YOUR TASK: Find the lines in the material below that include the word "para", count them, and give that count alone.

•••••

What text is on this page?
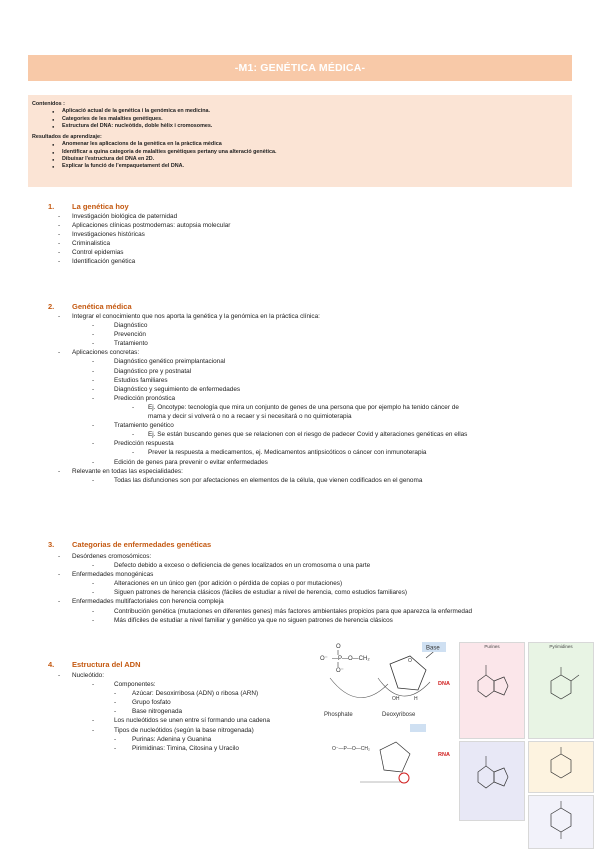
-M1: GENÉTICA MÉDICA-
Contenidos :
● Aplicació actual de la genética i la genómica en medicina.
● Categories de les malalties genétiques.
● Estructura del DNA: nucleòtids, doble hèlix i cromosomes.
Resultados de aprendizaje:
● Anomenar les aplicacions de la genètica en la pràctica mèdica
● Identificar a quina categoria de malalties genètiques pertany una alteració genètica.
● Dibuixar l'estructura del DNA en 2D.
● Explicar la funció de l'empaquetament del DNA.
1. La genética hoy
- Investigación biológica de paternidad
- Aplicaciones clínicas postmodernas: autopsia molecular
- Investigaciones históricas
- Criminalistica
- Control epidemias
- Identificación genética
2. Genética médica
- Integrar el conocimiento que nos aporta la genética y la genómica en la práctica clínica:
- Diagnóstico
- Prevención
- Tratamiento
- Aplicaciones concretas:
- Diagnóstico genético preimplantacional
- Diagnóstico pre y postnatal
- Estudios familiares
- Diagnóstico y seguimiento de enfermedades
- Predicción pronóstica
- Ej. Oncotype: tecnología que mira un conjunto de genes de una persona que por ejemplo ha tenido cáncer de
mama y decir si volverá o no a recaer y si necesitará o no quimioterapia
- Tratamiento genético
- Ej. Se están buscando genes que se relacionen con el riesgo de padecer Covid y alteraciones genéticas en ellas
- Predicción respuesta
- Prever la respuesta a medicamentos, ej. Medicamentos antipsicóticos o cáncer con inmunoterapia
- Edición de genes para prevenir o evitar enfermedades
- Relevante en todas las especialidades:
- Todas las disfunciones son por afectaciones en elementos de la célula, que vienen codificados en el genoma
3. Categorias de enfermedades genéticas
- Desórdenes cromosómicos:
- Defecto debido a exceso o deficiencia de genes localizados en un cromosoma o una parte
- Enfermedades monogénicas
- Alteraciones en un único gen (por adición o pérdida de copias o por mutaciones)
- Siguen patrones de herencia clásicos (fáciles de estudiar a nivel de herencia, como estudios familiares)
- Enfermedades multifactoriales con herencia compleja
- Contribución genética (mutaciones en diferentes genes) más factores ambientales propicios para que aparezca la enfermedad
- Más difíciles de estudiar a nivel familiar y genético ya que no siguen patrones de herencia clásicos
4. Estructura del ADN
- Nucleótido:
- Componentes:
- Azúcar: Desoxirribosa (ADN) o ribosa (ARN)
- Grupo fosfato
- Base nitrogenada
- Los nucleótidos se unen entre sí formando una cadena
- Tipos de nucleótidos (según la base nitrogenada)
- Purinas: Adenina y Guanina
- Pirimidinas: Timina, Citosina y Uracilo
O⁻ —P—O—CH₂
O
O⁻
O
OH	H
Base
Phosphate	Deoxyribose
O⁻—P—O—CH₂
DNA
RNA
Purines	Pyrimidines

•••••

ANSWER TO THE EXERCISE: 2